From the thread on reclaiming gold from electronics, quote word for word the passage that begins at "Q. I am looking" and stops after "to similar questions.".

## Document segment:

[start]

Reclaim Gold from Electronics


Q. Hello All,

This Question is for everyone who may have an answer, But, mostly directed to Mr. Arnold Hoskins and Mr.Tim Hamilton.

I work for a company that maintains a data center for a major phone company in the south. I'm a maintenance man/ Electrician/ computer repair/ jack of all trades. We are constantly throwing away old pc's, gold tipped plugs ,circuitry boards, etc... My question is how can I find ways to remove the gold plate from these items and reclaim it. The info I have found has not come from a non commercial site yet. Please let me know what you guys think.


Clark Chapman
- Brandon, Mississippi

Recovering Gold & Other Precious Metals from Electronic Scrap [Kindle Edition /ebook]


Q. I am looking for the same thing you are. What is the technology? It must be available and I suspect it is done with heat. HP is currently reclaiming many components of used computers. Please let me know any leads you might have.

Thank You,

Larry Lynes
construction - La Mesa, California


A. Please see letters 18889 and 771b for earlier responses to similar questions.

Ted Mooney, Teds signature
Ted Mooney, P.E. RET
Pine Beach, New Jersey


A. One way to remove gold is with mercury. Gold will dissolve in mercury. Then you heat the gold/mercury to remove the mercury. This is a very dangerous process.

[end]

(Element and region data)
[start]

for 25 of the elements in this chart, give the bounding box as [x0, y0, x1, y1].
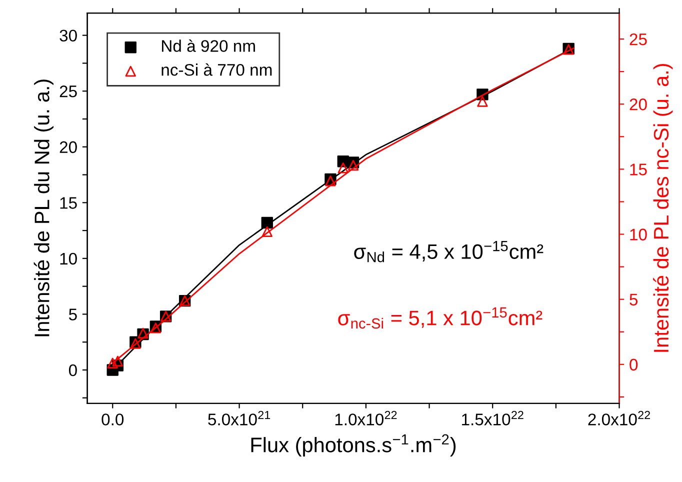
legend-label: Nd à 920 nm [162, 39, 255, 52]
x-axis-title: Flux (photons.s$^{−1}$.m$^{−2}$) [251, 434, 456, 456]
annotation: σ$_{Nd}$ = 4,5 x 10$^{−15}$cm² [354, 241, 544, 262]
y-tick-label: 0 [68, 364, 77, 376]
y-axis-title: Intensité de PL du Nd (u. a.) [34, 80, 54, 336]
y2-tick-label: 0 [630, 358, 638, 371]
y-tick-label: 15 [60, 197, 77, 209]
y-tick-label: 25 [60, 86, 77, 98]
y2-tick-label: 5 [630, 294, 638, 306]
y2-tick-label: 25 [630, 33, 647, 46]
annotation: σ$_{nc-Si}$ = 5,1 x 10$^{−15}$cm² [338, 307, 542, 329]
y-tick-label: 20 [60, 141, 77, 154]
y-tick-label: 30 [60, 30, 77, 42]
legend-label: nc-Si à 770 nm [162, 63, 272, 76]
y2-tick-label: 10 [630, 228, 647, 240]
x-tick-label: 2.0x10$^{22}$ [588, 410, 650, 426]
y-tick-label: 5 [68, 308, 77, 320]
x-tick-label: 1.5x10$^{22}$ [462, 410, 524, 426]
y-tick-label: 10 [60, 252, 77, 265]
y2-axis-title: Intensité de PL des nc-Si (u. a.) [653, 64, 673, 352]
x-tick-label: 1.0x10$^{22}$ [335, 410, 397, 426]
y2-tick-label: 20 [630, 98, 647, 110]
y2-tick-label: 15 [630, 164, 647, 176]
x-tick-label: 0.0 [102, 414, 124, 426]
x-tick-label: 5.0x10$^{21}$ [208, 410, 270, 426]
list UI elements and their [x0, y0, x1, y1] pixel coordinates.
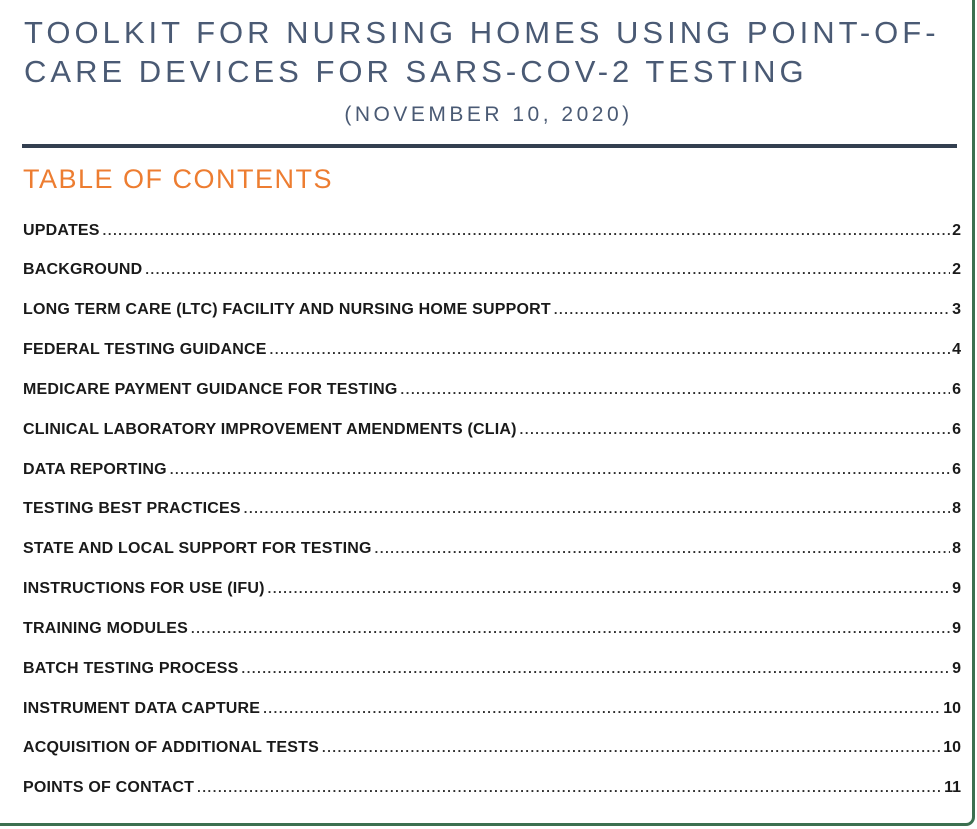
toc-dot-leader: ........................................…	[321, 740, 941, 756]
toc-entry-page: 10	[943, 739, 961, 757]
toc-entry-label: BACKGROUND	[23, 261, 143, 279]
toc-entry-label: TESTING BEST PRACTICES	[23, 500, 241, 518]
toc-entry-page: 10	[943, 699, 961, 717]
toc-entry-page: 8	[952, 540, 961, 558]
document-title: TOOLKIT FOR NURSING HOMES USING POINT-OF…	[24, 13, 961, 91]
toc-entry[interactable]: FEDERAL TESTING GUIDANCE ...............…	[23, 330, 961, 370]
toc-dot-leader: ........................................…	[102, 222, 950, 238]
toc-entry[interactable]: BATCH TESTING PROCESS ..................…	[23, 649, 961, 689]
toc-entry[interactable]: INSTRUCTIONS FOR USE (IFU) .............…	[23, 569, 961, 609]
toc-entry-label: TRAINING MODULES	[23, 619, 188, 637]
toc-entry-label: ACQUISITION OF ADDITIONAL TESTS	[23, 739, 319, 757]
toc-dot-leader: ........................................…	[190, 620, 951, 636]
toc-entry-label: UPDATES	[23, 221, 100, 239]
toc-entry-label: INSTRUCTIONS FOR USE (IFU)	[23, 580, 265, 598]
toc-entry[interactable]: TESTING BEST PRACTICES .................…	[23, 489, 961, 529]
toc-dot-leader: ........................................…	[241, 660, 951, 676]
toc-entry-label: STATE AND LOCAL SUPPORT FOR TESTING	[23, 540, 372, 558]
toc-dot-leader: ........................................…	[197, 780, 943, 796]
document-title-line-1: TOOLKIT FOR NURSING HOMES USING POINT-OF…	[24, 15, 940, 50]
toc-dot-leader: ........................................…	[263, 700, 941, 716]
toc-entry[interactable]: MEDICARE PAYMENT GUIDANCE FOR TESTING ..…	[23, 370, 961, 410]
toc-heading: TABLE OF CONTENTS	[23, 163, 334, 194]
toc-entry-label: LONG TERM CARE (LTC) FACILITY AND NURSIN…	[23, 301, 551, 319]
table-of-contents: UPDATES ................................…	[23, 211, 961, 809]
toc-entry-page: 2	[952, 221, 961, 239]
toc-dot-leader: ........................................…	[519, 421, 950, 437]
document-date-subtitle: (NOVEMBER 10, 2020)	[344, 103, 633, 126]
toc-entry-page: 6	[952, 460, 961, 478]
toc-entry-label: POINTS OF CONTACT	[23, 779, 195, 797]
toc-dot-leader: ........................................…	[243, 501, 950, 517]
toc-entry-label: FEDERAL TESTING GUIDANCE	[23, 341, 267, 359]
toc-dot-leader: ........................................…	[553, 302, 950, 318]
toc-entry-page: 11	[944, 779, 961, 797]
toc-entry[interactable]: UPDATES ................................…	[23, 211, 961, 251]
toc-entry[interactable]: ACQUISITION OF ADDITIONAL TESTS ........…	[23, 728, 961, 768]
toc-dot-leader: ........................................…	[169, 461, 951, 477]
toc-entry-page: 8	[952, 500, 961, 518]
toc-entry[interactable]: STATE AND LOCAL SUPPORT FOR TESTING ....…	[23, 529, 961, 569]
toc-dot-leader: ........................................…	[269, 342, 951, 358]
toc-entry-page: 9	[952, 659, 961, 677]
title-divider-rule	[22, 144, 957, 148]
toc-entry-label: BATCH TESTING PROCESS	[23, 659, 239, 677]
toc-entry[interactable]: INSTRUMENT DATA CAPTURE ................…	[23, 689, 961, 729]
toc-dot-leader: ........................................…	[145, 262, 950, 278]
toc-entry-page: 6	[952, 380, 961, 398]
toc-entry-page: 6	[952, 420, 961, 438]
document-title-line-2: CARE DEVICES FOR SARS-COV-2 TESTING	[24, 54, 808, 89]
toc-entry-page: 9	[952, 580, 961, 598]
toc-dot-leader: ........................................…	[400, 381, 951, 397]
toc-entry-page: 2	[952, 261, 961, 279]
toc-entry-label: DATA REPORTING	[23, 460, 167, 478]
toc-entry-page: 9	[952, 619, 961, 637]
toc-entry-label: MEDICARE PAYMENT GUIDANCE FOR TESTING	[23, 380, 398, 398]
toc-entry[interactable]: DATA REPORTING .........................…	[23, 450, 961, 490]
toc-entry-label: CLINICAL LABORATORY IMPROVEMENT AMENDMEN…	[23, 420, 517, 438]
toc-entry-page: 3	[952, 301, 961, 319]
toc-entry-label: INSTRUMENT DATA CAPTURE	[23, 699, 261, 717]
toc-entry[interactable]: LONG TERM CARE (LTC) FACILITY AND NURSIN…	[23, 290, 961, 330]
toc-entry[interactable]: BACKGROUND .............................…	[23, 250, 961, 290]
toc-entry[interactable]: TRAINING MODULES .......................…	[23, 609, 961, 649]
toc-dot-leader: ........................................…	[374, 541, 950, 557]
toc-entry-page: 4	[952, 341, 961, 359]
toc-dot-leader: ........................................…	[267, 581, 951, 597]
toc-entry[interactable]: POINTS OF CONTACT ......................…	[23, 768, 961, 808]
toc-entry[interactable]: CLINICAL LABORATORY IMPROVEMENT AMENDMEN…	[23, 410, 961, 450]
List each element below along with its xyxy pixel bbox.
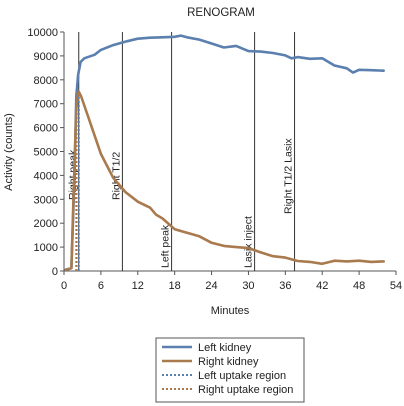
legend-label: Left kidney [198, 342, 252, 354]
x-tick-label: 0 [61, 280, 67, 292]
x-tick-label: 6 [98, 280, 104, 292]
series-line [64, 34, 385, 272]
marker-label: Right T1/2 [110, 152, 122, 200]
legend: Left kidney Right kidney Left uptake regio… [155, 337, 305, 403]
x-tick-label: 18 [169, 280, 181, 292]
y-tick-label: 6000 [34, 123, 58, 135]
y-tick-label: 2000 [34, 218, 58, 230]
marker-label: Lasix inject [243, 216, 255, 268]
x-tick-label: 48 [353, 280, 365, 292]
x-tick-label: 24 [205, 280, 217, 292]
marker-label: Right T1/2 Lasix [283, 138, 295, 214]
legend-label: Right uptake region [198, 384, 293, 396]
legend-box [155, 337, 305, 403]
y-tick-label: 4000 [34, 170, 58, 182]
chart-title: RENOGRAM [187, 7, 255, 19]
y-tick-label: 1000 [34, 242, 58, 254]
x-tick-label: 54 [390, 280, 402, 292]
x-axis-label: Minutes [211, 305, 250, 317]
y-tick-label: 3000 [34, 194, 58, 206]
y-axis-label: Activity (counts) [3, 113, 15, 191]
y-tick-label: 5000 [34, 147, 58, 159]
y-tick-label: 9000 [34, 51, 58, 63]
legend-label: Left uptake region [198, 370, 286, 382]
series-line [64, 90, 385, 272]
x-tick-label: 36 [279, 280, 291, 292]
y-tick-label: 10000 [27, 27, 58, 39]
legend-label: Right kidney [198, 356, 259, 368]
y-axis-ticks: 0 1000 2000 3000 4000 5000 6000 7000 8000 9000 100… [27, 27, 64, 278]
y-tick-label: 8000 [34, 75, 58, 87]
x-tick-label: 42 [316, 280, 328, 292]
series-layer [64, 34, 385, 272]
x-axis-ticks: 0 6 12 18 24 30 36 42 48 54 [61, 271, 402, 292]
y-tick-label: 7000 [34, 99, 58, 111]
x-tick-label: 12 [132, 280, 144, 292]
x-tick-label: 30 [242, 280, 254, 292]
y-tick-label: 0 [52, 266, 58, 278]
marker-label: Left peak [160, 224, 172, 268]
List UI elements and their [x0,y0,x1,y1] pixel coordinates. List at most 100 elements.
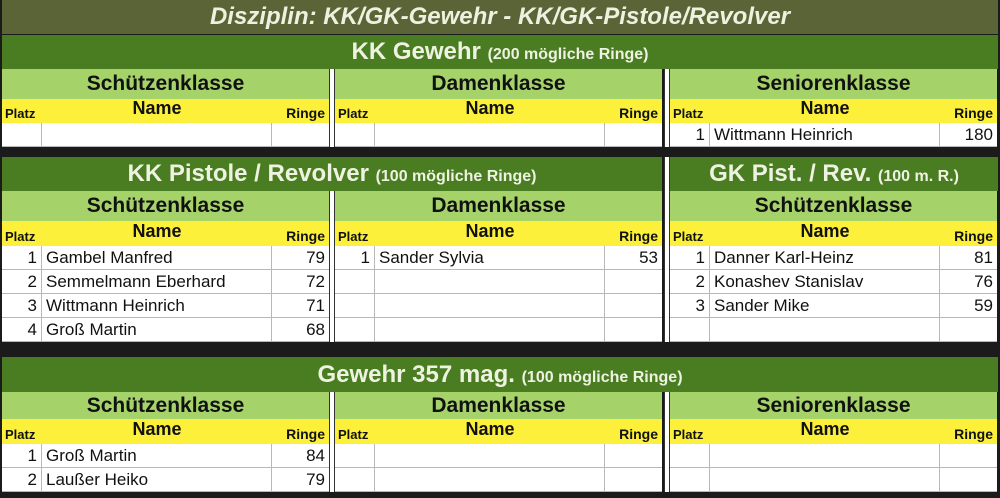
cell-ringe [940,444,997,467]
cell-platz: 1 [2,444,42,467]
cell-platz [670,468,710,491]
table-row [335,270,662,294]
cell-name [375,318,605,341]
panel-divider [664,157,670,342]
table-row [335,123,662,147]
cell-name [710,468,940,491]
cell-platz: 2 [670,270,710,293]
column-header-name: Name [132,221,182,241]
cell-name: Gambel Manfred [42,246,272,269]
column-header-name: Name [800,221,850,241]
column-header-ringe: Ringe [286,228,325,244]
table-row [335,468,662,492]
panel-divider [664,392,670,492]
table-row: 4 Groß Martin 68 [2,318,329,342]
column-headers: Platz Name Ringe [2,221,329,246]
cell-name: Konashev Stanislav [710,270,940,293]
table-row: 1 Groß Martin 84 [2,444,329,468]
cell-ringe [940,468,997,491]
cell-name [375,294,605,317]
cell-platz: 2 [2,270,42,293]
cell-ringe [272,123,329,146]
cell-name [375,270,605,293]
cell-name: Sander Sylvia [375,246,605,269]
table-row: 2 Konashev Stanislav 76 [670,270,997,294]
table-row [335,294,662,318]
column-headers: Platz Name Ringe [2,98,329,123]
table-row [2,123,329,147]
cell-platz: 1 [670,123,710,146]
results-panel: Schützenklasse Platz Name Ringe 1 Gambel Manf… [2,191,329,342]
cell-name: Groß Martin [42,444,272,467]
column-header-name: Name [132,419,182,439]
section-subtitle: (200 mögliche Ringe) [487,46,649,63]
panel-divider [329,191,335,342]
section-title: KK Gewehr [351,38,481,65]
cell-ringe: 180 [964,124,993,144]
cell-platz: 4 [2,318,42,341]
column-header-ringe: Ringe [954,426,993,442]
class-header: Seniorenklasse [670,392,997,419]
table-row: 1 Sander Sylvia 53 [335,246,662,270]
column-headers: Platz Name Ringe [670,419,997,444]
table-row [335,444,662,468]
cell-ringe [605,444,662,467]
results-panel: Schützenklasse Platz Name Ringe [2,69,329,147]
class-header: Schützenklasse [2,69,329,99]
column-header-platz: Platz [673,229,704,244]
cell-ringe [605,270,662,293]
cell-name: Groß Martin [42,318,272,341]
cell-platz [335,123,375,146]
cell-name: Wittmann Heinrich [42,294,272,317]
cell-ringe: 81 [974,247,993,267]
section-subtitle: (100 mögliche Ringe) [375,168,537,185]
column-header-ringe: Ringe [954,105,993,121]
results-panel: Schützenklasse Platz Name Ringe 1 Groß Martin… [2,392,329,492]
cell-platz [670,318,710,341]
cell-platz [335,468,375,491]
section-subtitle: (100 m. R.) [878,168,959,185]
results-panel: Seniorenklasse Platz Name Ringe [670,392,997,492]
cell-ringe [605,318,662,341]
cell-platz: 3 [2,294,42,317]
section-title: KK Pistole / Revolver [127,160,369,187]
table-row [670,318,997,342]
section-header: GK Pist. / Rev. (100 m. R.) [670,157,998,191]
cell-platz: 1 [335,246,375,269]
cell-platz [335,318,375,341]
cell-name [710,318,940,341]
column-header-name: Name [465,419,515,439]
column-header-platz: Platz [338,229,369,244]
cell-ringe [605,468,662,491]
cell-platz: 1 [670,246,710,269]
column-header-name: Name [800,98,850,118]
table-row [670,468,997,492]
panel-divider [329,392,335,492]
panel-divider [329,69,335,147]
column-header-ringe: Ringe [286,105,325,121]
cell-name: Semmelmann Eberhard [42,270,272,293]
cell-name [710,444,940,467]
class-header: Schützenklasse [2,191,329,221]
table-row: 1 Wittmann Heinrich 180 [670,123,997,147]
column-headers: Platz Name Ringe [670,221,997,246]
cell-ringe [940,318,997,341]
column-headers: Platz Name Ringe [2,419,329,444]
column-headers: Platz Name Ringe [670,98,997,123]
table-row: 2 Semmelmann Eberhard 72 [2,270,329,294]
column-header-platz: Platz [673,106,704,121]
column-headers: Platz Name Ringe [335,419,662,444]
results-panel: Seniorenklasse Platz Name Ringe 1 Wittmann He… [670,69,997,147]
cell-ringe: 68 [306,319,325,339]
section-subtitle: (100 mögliche Ringe) [521,369,683,386]
column-header-ringe: Ringe [954,228,993,244]
class-header: Damenklasse [335,69,662,99]
column-header-platz: Platz [673,427,704,442]
cell-name: Danner Karl-Heinz [710,246,940,269]
column-header-platz: Platz [5,427,36,442]
table-row: 3 Wittmann Heinrich 71 [2,294,329,318]
section-header: Gewehr 357 mag. (100 mögliche Ringe) [2,357,998,392]
section-header: KK Pistole / Revolver (100 mögliche Ring… [2,157,662,191]
column-header-ringe: Ringe [286,426,325,442]
cell-platz [2,123,42,146]
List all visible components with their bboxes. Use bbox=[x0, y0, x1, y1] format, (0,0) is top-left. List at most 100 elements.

[end]

## Solution:
Q. I am looking for the same thing you are. What is the technology? It must be available and I suspect it is done with heat. HP is currently reclaiming many components of used computers. Please let me know any leads you might have.

Thank You,

Larry Lynes
construction - La Mesa, California


A. Please see letters 18889 and 771b for earlier responses to similar questions.